-- start Data provided --

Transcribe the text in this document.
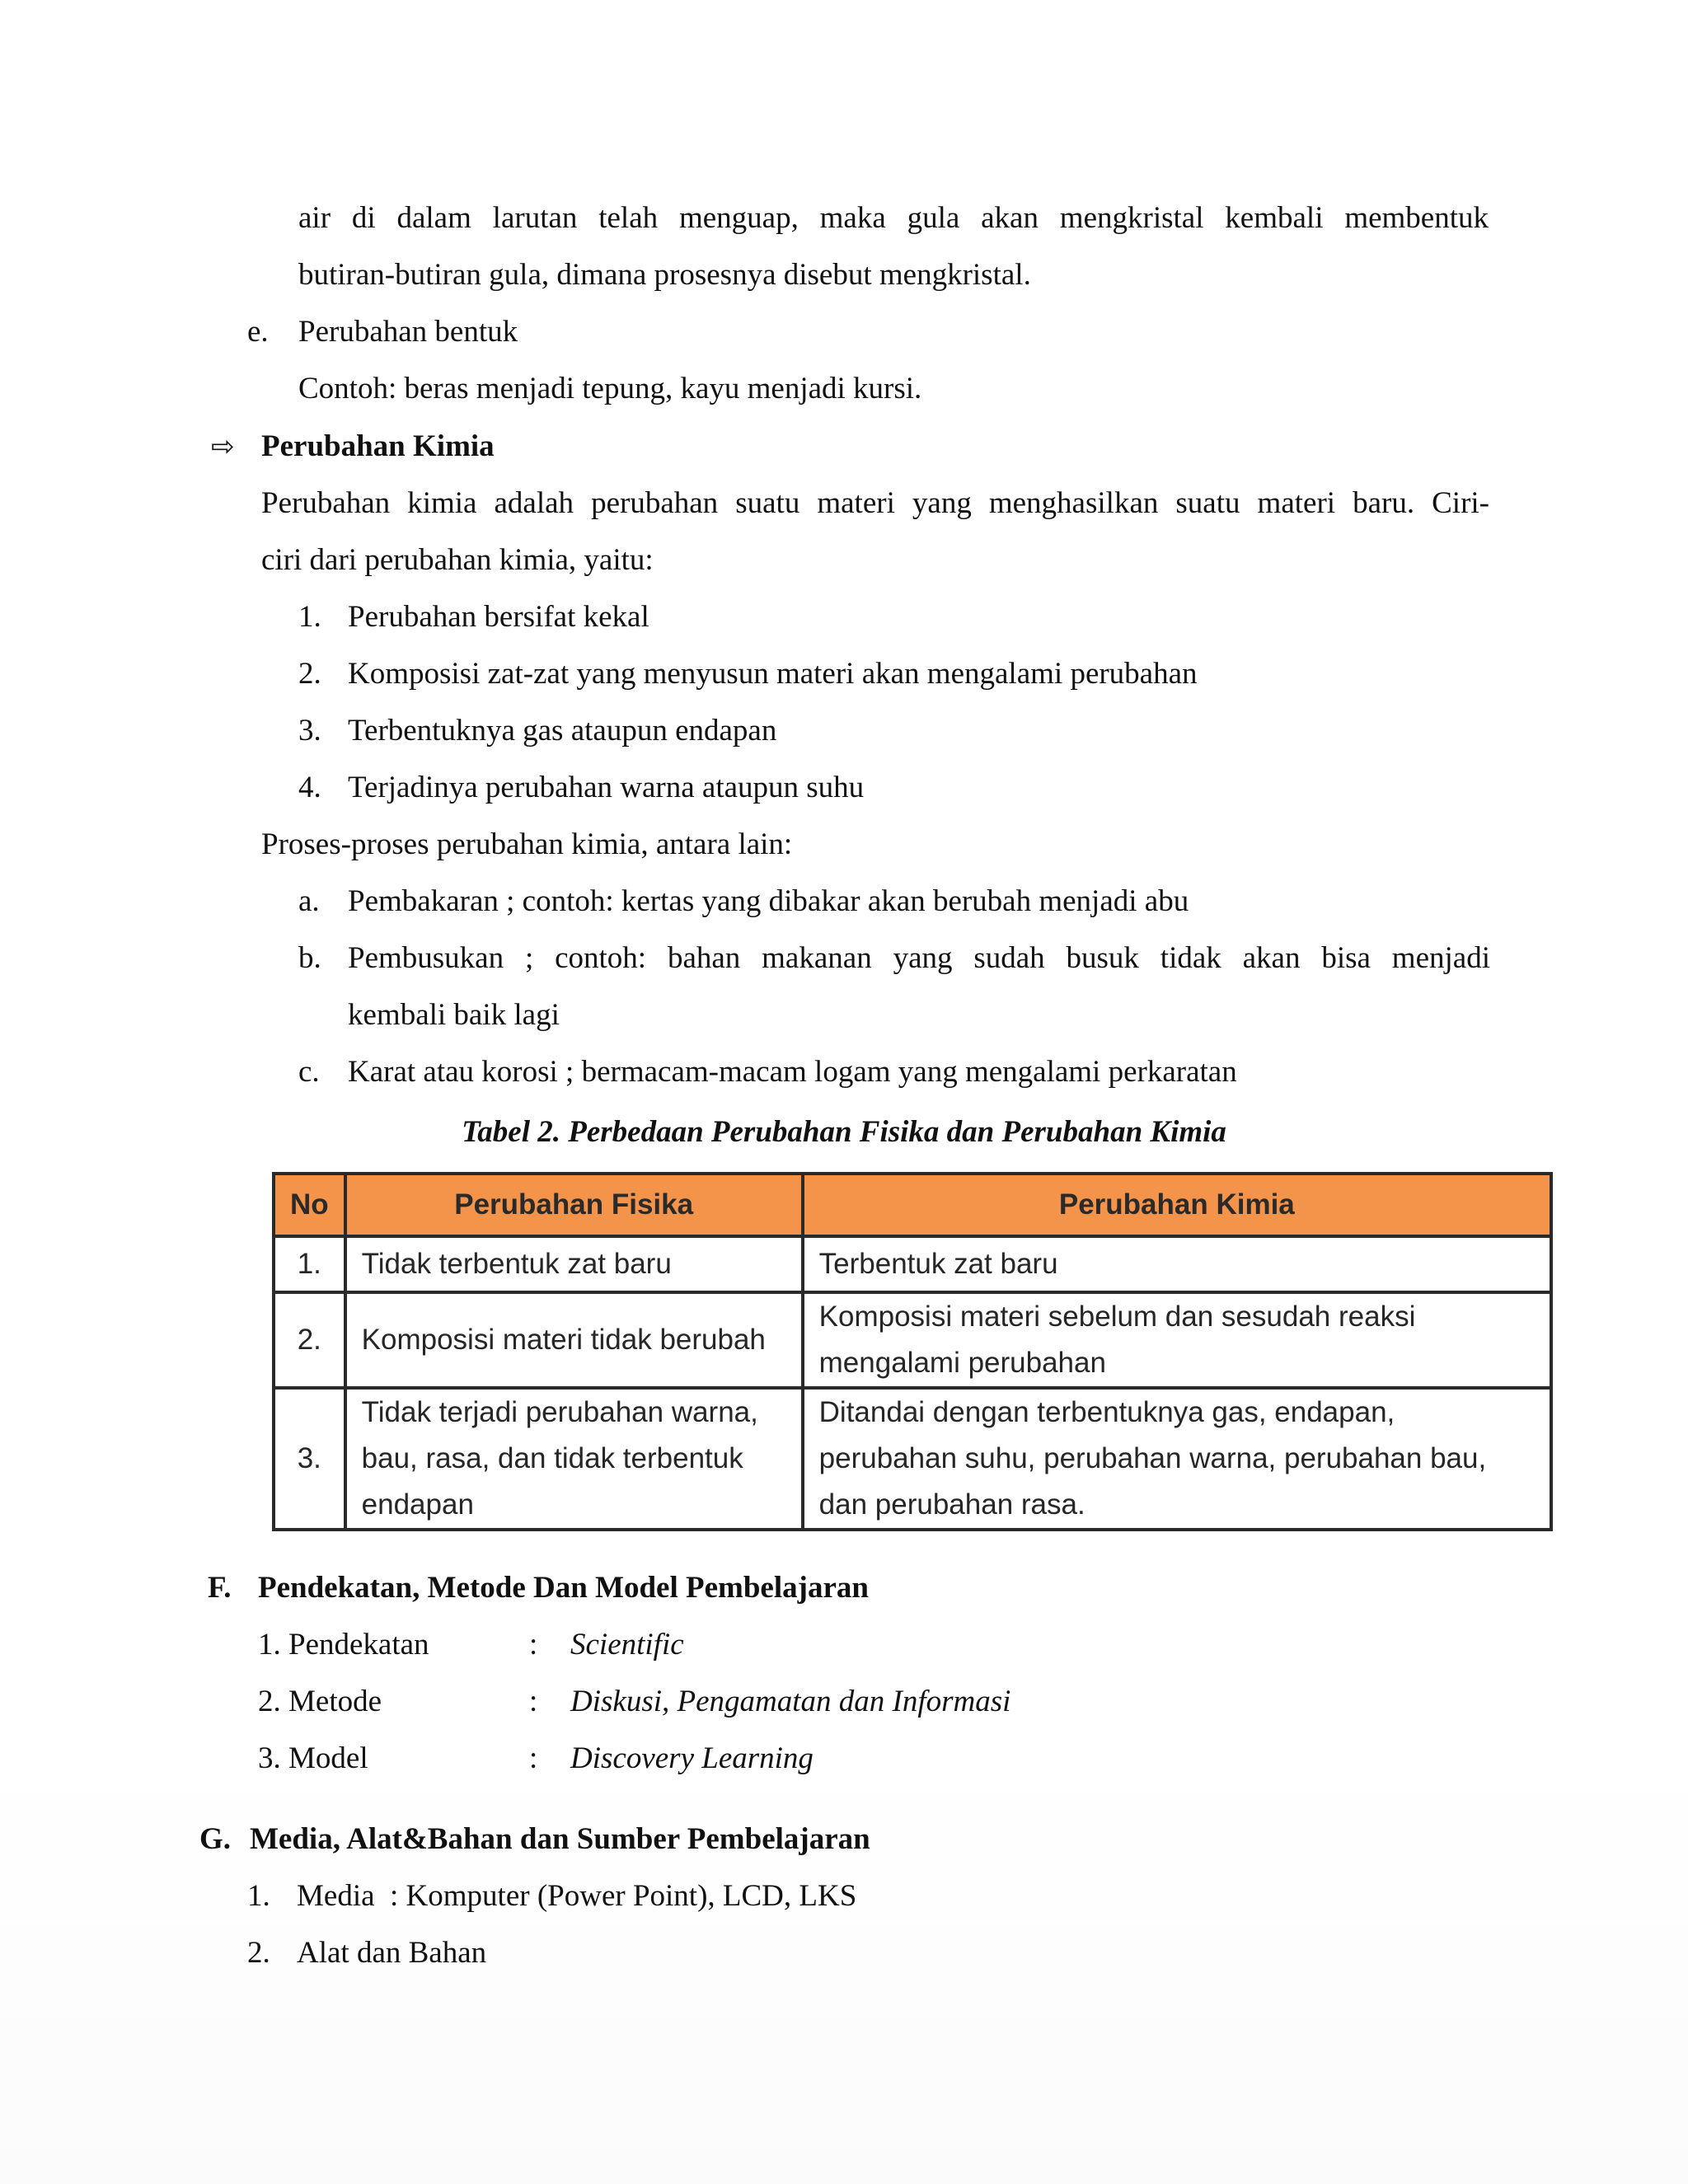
air di dalam larutan telah menguap, maka gula akan mengkristal kembali membentuk
butiran-butiran gula, dimana prosesnya disebut mengkristal.
e. Perubahan bentuk
Contoh: beras menjadi tepung, kayu menjadi kursi.
⇨ Perubahan Kimia
Perubahan kimia adalah perubahan suatu materi yang menghasilkan suatu materi baru. Ciri-
ciri dari perubahan kimia, yaitu:
1. Perubahan bersifat kekal
2. Komposisi zat-zat yang menyusun materi akan mengalami perubahan
3. Terbentuknya gas ataupun endapan
4. Terjadinya perubahan warna ataupun suhu
Proses-proses perubahan kimia, antara lain:
a. Pembakaran ; contoh: kertas yang dibakar akan berubah menjadi abu
b. Pembusukan ; contoh: bahan makanan yang sudah busuk tidak akan bisa menjadi
kembali baik lagi
c. Karat atau korosi ; bermacam-macam logam yang mengalami perkaratan
Tabel 2. Perbedaan Perubahan Fisika dan Perubahan Kimia
No	Perubahan Fisika	Perubahan Kimia
1.	Tidak terbentuk zat baru	Terbentuk zat baru
2.	Komposisi materi tidak berubah	Komposisi materi sebelum dan sesudah reaksi mengalami perubahan
3.	Tidak terjadi perubahan warna, bau, rasa, dan tidak terbentuk endapan	Ditandai dengan terbentuknya gas, endapan, perubahan suhu, perubahan warna, perubahan bau, dan perubahan rasa.
F. Pendekatan, Metode Dan Model Pembelajaran
1. Pendekatan	: Scientific
2. Metode	: Diskusi, Pengamatan dan Informasi
3. Model	: Discovery Learning
G. Media, Alat&Bahan dan Sumber Pembelajaran
1. Media  : Komputer (Power Point), LCD, LKS
2. Alat dan Bahan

-- end Data provided --

◆ Objective:
Return all of the entries exactly as written, but drop any pictures they hold.

◆ Task output:
Transcribe the text in this document.
air di dalam larutan telah menguap, maka gula akan mengkristal kembali membentuk
butiran-butiran gula, dimana prosesnya disebut mengkristal.
e. Perubahan bentuk
Contoh: beras menjadi tepung, kayu menjadi kursi.
⇨ Perubahan Kimia
Perubahan kimia adalah perubahan suatu materi yang menghasilkan suatu materi baru. Ciri-
ciri dari perubahan kimia, yaitu:
1. Perubahan bersifat kekal
2. Komposisi zat-zat yang menyusun materi akan mengalami perubahan
3. Terbentuknya gas ataupun endapan
4. Terjadinya perubahan warna ataupun suhu
Proses-proses perubahan kimia, antara lain:
a. Pembakaran ; contoh: kertas yang dibakar akan berubah menjadi abu
b. Pembusukan ; contoh: bahan makanan yang sudah busuk tidak akan bisa menjadi
kembali baik lagi
c. Karat atau korosi ; bermacam-macam logam yang mengalami perkaratan
Tabel 2. Perbedaan Perubahan Fisika dan Perubahan Kimia
No	Perubahan Fisika	Perubahan Kimia
1.	Tidak terbentuk zat baru	Terbentuk zat baru
2.	Komposisi materi tidak berubah	Komposisi materi sebelum dan sesudah reaksi mengalami perubahan
3.	Tidak terjadi perubahan warna, bau, rasa, dan tidak terbentuk endapan	Ditandai dengan terbentuknya gas, endapan, perubahan suhu, perubahan warna, perubahan bau, dan perubahan rasa.
F. Pendekatan, Metode Dan Model Pembelajaran
1. Pendekatan	: Scientific
2. Metode	: Diskusi, Pengamatan dan Informasi
3. Model	: Discovery Learning
G. Media, Alat&Bahan dan Sumber Pembelajaran
1. Media  : Komputer (Power Point), LCD, LKS
2. Alat dan Bahan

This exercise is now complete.